## Start
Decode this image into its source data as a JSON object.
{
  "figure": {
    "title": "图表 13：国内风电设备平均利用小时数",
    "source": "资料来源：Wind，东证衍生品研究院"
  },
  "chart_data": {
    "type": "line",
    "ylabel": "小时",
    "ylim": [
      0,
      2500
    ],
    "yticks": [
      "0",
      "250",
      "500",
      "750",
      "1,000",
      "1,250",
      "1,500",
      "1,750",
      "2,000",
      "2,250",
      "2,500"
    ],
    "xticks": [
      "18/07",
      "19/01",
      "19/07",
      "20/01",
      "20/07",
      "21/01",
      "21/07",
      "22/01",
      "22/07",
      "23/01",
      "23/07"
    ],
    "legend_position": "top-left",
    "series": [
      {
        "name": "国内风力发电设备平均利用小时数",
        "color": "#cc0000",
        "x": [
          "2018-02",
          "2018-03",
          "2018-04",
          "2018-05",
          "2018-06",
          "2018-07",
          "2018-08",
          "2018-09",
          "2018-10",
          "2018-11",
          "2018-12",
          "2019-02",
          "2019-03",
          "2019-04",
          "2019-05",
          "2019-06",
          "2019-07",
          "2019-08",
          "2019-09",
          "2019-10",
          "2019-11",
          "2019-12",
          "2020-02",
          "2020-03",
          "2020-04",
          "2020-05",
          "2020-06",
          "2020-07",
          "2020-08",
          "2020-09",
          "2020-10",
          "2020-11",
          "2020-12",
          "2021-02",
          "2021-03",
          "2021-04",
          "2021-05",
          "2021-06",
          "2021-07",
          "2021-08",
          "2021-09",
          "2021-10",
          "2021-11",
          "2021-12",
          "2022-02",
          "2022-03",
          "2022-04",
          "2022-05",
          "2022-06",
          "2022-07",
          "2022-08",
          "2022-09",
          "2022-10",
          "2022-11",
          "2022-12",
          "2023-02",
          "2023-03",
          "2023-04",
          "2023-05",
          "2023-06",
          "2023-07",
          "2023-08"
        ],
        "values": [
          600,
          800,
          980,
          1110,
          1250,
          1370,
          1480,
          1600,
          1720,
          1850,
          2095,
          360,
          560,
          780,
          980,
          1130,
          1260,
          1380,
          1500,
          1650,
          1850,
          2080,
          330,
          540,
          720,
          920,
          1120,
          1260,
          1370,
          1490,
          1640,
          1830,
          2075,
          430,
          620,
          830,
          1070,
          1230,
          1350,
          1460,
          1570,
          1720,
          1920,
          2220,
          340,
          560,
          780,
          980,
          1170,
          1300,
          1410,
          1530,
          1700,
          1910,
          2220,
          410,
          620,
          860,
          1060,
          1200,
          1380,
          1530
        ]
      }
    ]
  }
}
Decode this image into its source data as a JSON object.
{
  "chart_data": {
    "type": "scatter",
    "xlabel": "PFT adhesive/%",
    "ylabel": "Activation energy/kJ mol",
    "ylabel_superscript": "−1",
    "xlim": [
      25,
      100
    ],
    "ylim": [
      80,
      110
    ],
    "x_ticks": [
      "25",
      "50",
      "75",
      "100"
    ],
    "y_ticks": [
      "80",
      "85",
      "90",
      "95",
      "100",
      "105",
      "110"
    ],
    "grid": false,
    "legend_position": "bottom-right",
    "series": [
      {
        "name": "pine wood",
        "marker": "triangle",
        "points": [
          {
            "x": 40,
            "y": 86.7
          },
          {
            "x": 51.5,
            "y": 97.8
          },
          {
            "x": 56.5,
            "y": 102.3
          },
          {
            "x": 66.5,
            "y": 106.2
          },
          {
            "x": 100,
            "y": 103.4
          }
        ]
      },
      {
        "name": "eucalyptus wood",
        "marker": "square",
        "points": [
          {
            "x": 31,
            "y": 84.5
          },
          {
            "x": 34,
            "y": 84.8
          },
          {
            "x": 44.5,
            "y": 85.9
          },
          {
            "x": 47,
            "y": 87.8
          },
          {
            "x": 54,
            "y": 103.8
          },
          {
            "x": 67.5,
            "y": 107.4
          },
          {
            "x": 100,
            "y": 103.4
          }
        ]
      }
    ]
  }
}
## End
*What this task involves*: Write down every line of the data exactly as it appears above.

*Task solution*:
Decode this image into its source data as a JSON object.
{
  "figure": {
    "title": "图表 13：国内风电设备平均利用小时数",
    "source": "资料来源：Wind，东证衍生品研究院"
  },
  "chart_data": {
    "type": "line",
    "ylabel": "小时",
    "ylim": [
      0,
      2500
    ],
    "yticks": [
      "0",
      "250",
      "500",
      "750",
      "1,000",
      "1,250",
      "1,500",
      "1,750",
      "2,000",
      "2,250",
      "2,500"
    ],
    "xticks": [
      "18/07",
      "19/01",
      "19/07",
      "20/01",
      "20/07",
      "21/01",
      "21/07",
      "22/01",
      "22/07",
      "23/01",
      "23/07"
    ],
    "legend_position": "top-left",
    "series": [
      {
        "name": "国内风力发电设备平均利用小时数",
        "color": "#cc0000",
        "x": [
          "2018-02",
          "2018-03",
          "2018-04",
          "2018-05",
          "2018-06",
          "2018-07",
          "2018-08",
          "2018-09",
          "2018-10",
          "2018-11",
          "2018-12",
          "2019-02",
          "2019-03",
          "2019-04",
          "2019-05",
          "2019-06",
          "2019-07",
          "2019-08",
          "2019-09",
          "2019-10",
          "2019-11",
          "2019-12",
          "2020-02",
          "2020-03",
          "2020-04",
          "2020-05",
          "2020-06",
          "2020-07",
          "2020-08",
          "2020-09",
          "2020-10",
          "2020-11",
          "2020-12",
          "2021-02",
          "2021-03",
          "2021-04",
          "2021-05",
          "2021-06",
          "2021-07",
          "2021-08",
          "2021-09",
          "2021-10",
          "2021-11",
          "2021-12",
          "2022-02",
          "2022-03",
          "2022-04",
          "2022-05",
          "2022-06",
          "2022-07",
          "2022-08",
          "2022-09",
          "2022-10",
          "2022-11",
          "2022-12",
          "2023-02",
          "2023-03",
          "2023-04",
          "2023-05",
          "2023-06",
          "2023-07",
          "2023-08"
        ],
        "values": [
          600,
          800,
          980,
          1110,
          1250,
          1370,
          1480,
          1600,
          1720,
          1850,
          2095,
          360,
          560,
          780,
          980,
          1130,
          1260,
          1380,
          1500,
          1650,
          1850,
          2080,
          330,
          540,
          720,
          920,
          1120,
          1260,
          1370,
          1490,
          1640,
          1830,
          2075,
          430,
          620,
          830,
          1070,
          1230,
          1350,
          1460,
          1570,
          1720,
          1920,
          2220,
          340,
          560,
          780,
          980,
          1170,
          1300,
          1410,
          1530,
          1700,
          1910,
          2220,
          410,
          620,
          860,
          1060,
          1200,
          1380,
          1530
        ]
      }
    ]
  }
}
Decode this image into its source data as a JSON object.
{
  "chart_data": {
    "type": "scatter",
    "xlabel": "PFT adhesive/%",
    "ylabel": "Activation energy/kJ mol",
    "ylabel_superscript": "−1",
    "xlim": [
      25,
      100
    ],
    "ylim": [
      80,
      110
    ],
    "x_ticks": [
      "25",
      "50",
      "75",
      "100"
    ],
    "y_ticks": [
      "80",
      "85",
      "90",
      "95",
      "100",
      "105",
      "110"
    ],
    "grid": false,
    "legend_position": "bottom-right",
    "series": [
      {
        "name": "pine wood",
        "marker": "triangle",
        "points": [
          {
            "x": 40,
            "y": 86.7
          },
          {
            "x": 51.5,
            "y": 97.8
          },
          {
            "x": 56.5,
            "y": 102.3
          },
          {
            "x": 66.5,
            "y": 106.2
          },
          {
            "x": 100,
            "y": 103.4
          }
        ]
      },
      {
        "name": "eucalyptus wood",
        "marker": "square",
        "points": [
          {
            "x": 31,
            "y": 84.5
          },
          {
            "x": 34,
            "y": 84.8
          },
          {
            "x": 44.5,
            "y": 85.9
          },
          {
            "x": 47,
            "y": 87.8
          },
          {
            "x": 54,
            "y": 103.8
          },
          {
            "x": 67.5,
            "y": 107.4
          },
          {
            "x": 100,
            "y": 103.4
          }
        ]
      }
    ]
  }
}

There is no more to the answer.